- Working data:
— START —
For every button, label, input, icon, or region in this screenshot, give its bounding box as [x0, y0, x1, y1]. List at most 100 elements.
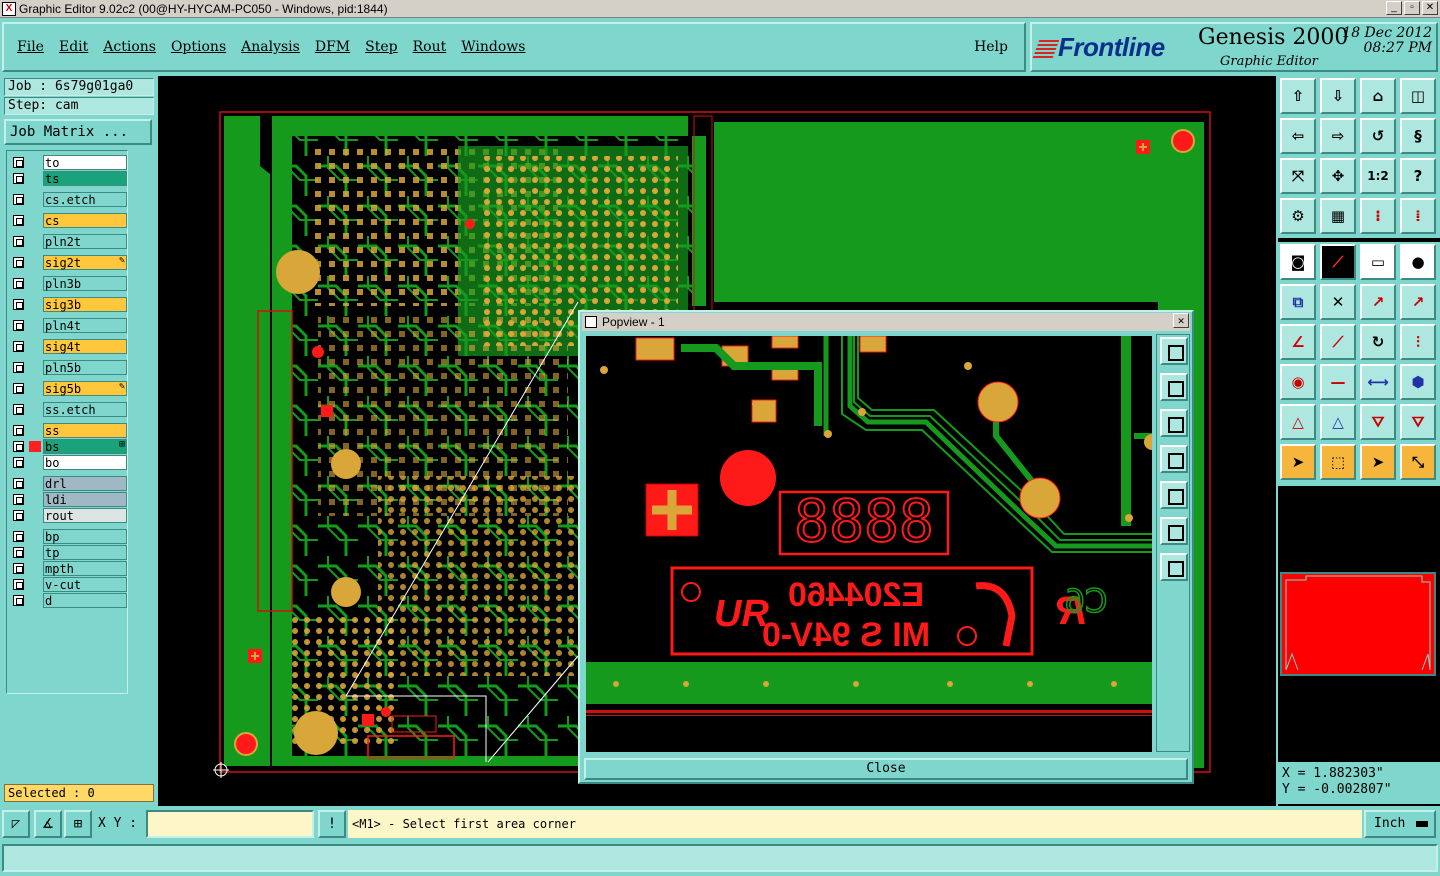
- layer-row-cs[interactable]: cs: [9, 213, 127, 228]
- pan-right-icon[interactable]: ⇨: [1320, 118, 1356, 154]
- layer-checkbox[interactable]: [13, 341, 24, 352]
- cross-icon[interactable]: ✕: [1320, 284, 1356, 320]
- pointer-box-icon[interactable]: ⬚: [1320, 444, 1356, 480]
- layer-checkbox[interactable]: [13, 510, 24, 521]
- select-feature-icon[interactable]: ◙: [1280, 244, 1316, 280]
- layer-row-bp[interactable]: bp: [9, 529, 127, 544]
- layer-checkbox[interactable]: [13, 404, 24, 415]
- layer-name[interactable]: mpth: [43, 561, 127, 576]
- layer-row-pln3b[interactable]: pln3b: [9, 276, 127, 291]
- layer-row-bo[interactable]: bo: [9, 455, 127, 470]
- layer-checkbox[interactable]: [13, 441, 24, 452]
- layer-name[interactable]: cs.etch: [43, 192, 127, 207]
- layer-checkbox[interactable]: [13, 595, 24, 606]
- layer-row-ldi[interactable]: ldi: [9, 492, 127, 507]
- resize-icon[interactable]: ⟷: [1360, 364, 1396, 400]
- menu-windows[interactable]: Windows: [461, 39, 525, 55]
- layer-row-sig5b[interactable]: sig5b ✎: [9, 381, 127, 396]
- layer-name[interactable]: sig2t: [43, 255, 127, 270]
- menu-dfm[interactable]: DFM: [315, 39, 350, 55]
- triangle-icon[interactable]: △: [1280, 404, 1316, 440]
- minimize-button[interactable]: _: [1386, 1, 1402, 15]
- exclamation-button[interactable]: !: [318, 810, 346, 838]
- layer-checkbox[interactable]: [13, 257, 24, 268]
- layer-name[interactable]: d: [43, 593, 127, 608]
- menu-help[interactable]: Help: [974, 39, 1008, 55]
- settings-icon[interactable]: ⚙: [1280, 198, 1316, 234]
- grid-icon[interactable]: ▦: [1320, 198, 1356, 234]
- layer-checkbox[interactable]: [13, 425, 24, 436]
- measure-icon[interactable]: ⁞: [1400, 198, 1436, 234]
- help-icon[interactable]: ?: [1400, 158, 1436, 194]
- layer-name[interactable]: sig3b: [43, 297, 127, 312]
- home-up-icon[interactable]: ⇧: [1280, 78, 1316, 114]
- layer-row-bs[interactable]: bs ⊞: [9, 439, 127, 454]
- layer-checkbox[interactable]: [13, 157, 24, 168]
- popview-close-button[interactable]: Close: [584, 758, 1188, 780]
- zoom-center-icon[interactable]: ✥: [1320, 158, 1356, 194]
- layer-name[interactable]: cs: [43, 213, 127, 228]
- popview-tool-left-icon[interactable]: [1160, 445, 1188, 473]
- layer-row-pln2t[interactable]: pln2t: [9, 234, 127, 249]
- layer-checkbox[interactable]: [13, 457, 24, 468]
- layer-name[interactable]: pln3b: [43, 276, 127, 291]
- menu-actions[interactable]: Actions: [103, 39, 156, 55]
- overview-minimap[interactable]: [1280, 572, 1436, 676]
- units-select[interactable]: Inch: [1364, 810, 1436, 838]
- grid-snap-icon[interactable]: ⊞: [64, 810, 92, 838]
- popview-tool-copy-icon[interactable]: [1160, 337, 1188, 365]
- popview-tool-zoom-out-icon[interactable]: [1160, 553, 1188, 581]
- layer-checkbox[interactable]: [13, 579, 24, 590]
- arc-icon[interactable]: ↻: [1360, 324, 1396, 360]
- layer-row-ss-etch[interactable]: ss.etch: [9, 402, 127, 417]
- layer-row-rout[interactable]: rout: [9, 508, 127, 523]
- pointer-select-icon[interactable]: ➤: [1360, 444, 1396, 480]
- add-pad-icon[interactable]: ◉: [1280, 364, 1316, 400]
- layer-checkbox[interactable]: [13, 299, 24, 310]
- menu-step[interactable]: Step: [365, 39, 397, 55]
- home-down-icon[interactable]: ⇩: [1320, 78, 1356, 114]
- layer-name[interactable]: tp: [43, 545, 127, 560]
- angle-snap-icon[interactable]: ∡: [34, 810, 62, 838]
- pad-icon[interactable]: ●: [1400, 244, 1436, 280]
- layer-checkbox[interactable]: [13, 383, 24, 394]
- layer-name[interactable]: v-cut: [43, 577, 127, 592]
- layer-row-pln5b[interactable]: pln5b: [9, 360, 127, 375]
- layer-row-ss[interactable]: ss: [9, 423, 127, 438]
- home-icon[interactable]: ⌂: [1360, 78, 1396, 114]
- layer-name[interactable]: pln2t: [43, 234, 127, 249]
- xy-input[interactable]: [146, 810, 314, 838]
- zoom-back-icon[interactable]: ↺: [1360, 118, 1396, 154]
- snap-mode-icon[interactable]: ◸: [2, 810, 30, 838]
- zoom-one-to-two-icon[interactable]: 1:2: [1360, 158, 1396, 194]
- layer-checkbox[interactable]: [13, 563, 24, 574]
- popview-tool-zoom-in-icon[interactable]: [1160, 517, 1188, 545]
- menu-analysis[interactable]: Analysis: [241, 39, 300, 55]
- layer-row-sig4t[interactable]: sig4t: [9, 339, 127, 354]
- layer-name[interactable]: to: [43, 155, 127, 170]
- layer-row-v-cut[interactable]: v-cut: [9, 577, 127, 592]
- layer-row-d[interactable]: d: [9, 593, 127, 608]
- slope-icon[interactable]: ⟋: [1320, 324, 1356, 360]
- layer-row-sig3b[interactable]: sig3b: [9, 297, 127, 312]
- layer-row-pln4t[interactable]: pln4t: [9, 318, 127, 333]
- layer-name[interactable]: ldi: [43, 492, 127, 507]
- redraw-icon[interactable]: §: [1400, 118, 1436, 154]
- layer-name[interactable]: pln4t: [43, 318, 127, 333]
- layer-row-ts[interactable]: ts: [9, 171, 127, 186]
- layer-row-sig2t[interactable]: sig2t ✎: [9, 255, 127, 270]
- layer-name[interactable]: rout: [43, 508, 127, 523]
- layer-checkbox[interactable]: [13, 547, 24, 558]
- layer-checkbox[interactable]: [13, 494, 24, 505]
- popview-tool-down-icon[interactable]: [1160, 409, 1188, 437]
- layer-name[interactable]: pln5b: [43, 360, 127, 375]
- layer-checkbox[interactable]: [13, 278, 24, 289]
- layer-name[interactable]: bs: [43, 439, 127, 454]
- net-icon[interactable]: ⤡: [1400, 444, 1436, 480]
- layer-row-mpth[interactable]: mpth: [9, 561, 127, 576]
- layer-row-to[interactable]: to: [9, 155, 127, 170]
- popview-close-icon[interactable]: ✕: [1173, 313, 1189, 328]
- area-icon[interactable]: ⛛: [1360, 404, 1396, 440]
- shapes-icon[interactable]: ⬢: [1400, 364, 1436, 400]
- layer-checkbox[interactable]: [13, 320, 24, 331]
— END —
— START —
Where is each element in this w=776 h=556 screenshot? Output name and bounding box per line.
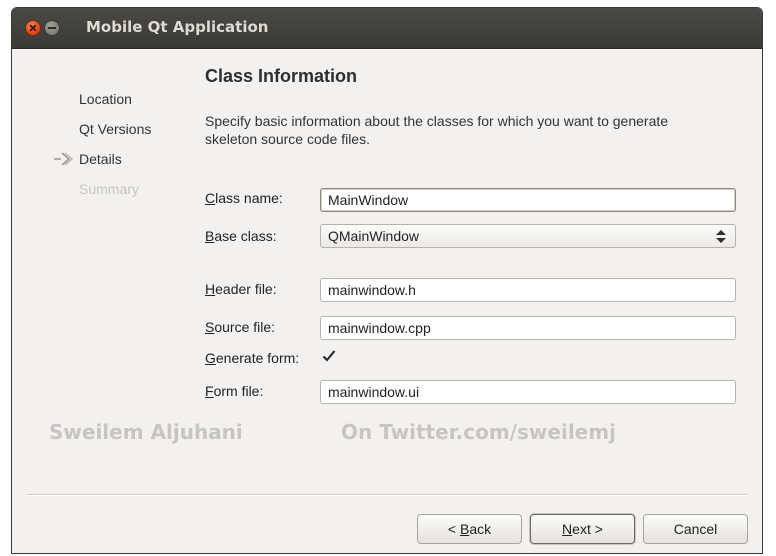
— END —
- Challenge:
Rewrite the items above, from the line containing "For every button, label, input, icon, or" down through the line containing "- cross-icon[interactable]: ✕: [1320, 284, 1356, 320]", as a two-column CSV with the header instruction,output. Each item should occupy one row, with its text and its answer each in a single quoted field, line breaks replaced by spaces, and the pictures left out.

- Output for this exercise:
instruction,output
"For every button, label, input, icon, or region in this screenshot, give its bounding box as [x0, y0, x1, y1]. List at most 100 elements.","- layer-row-cs[interactable]: cs: [9, 213, 127, 228] - pan-right-icon[interactable]: ⇨: [1320, 118, 1356, 154] - layer-checkbox[interactable]: [13, 341, 24, 352] - cross-icon[interactable]: ✕: [1320, 284, 1356, 320]"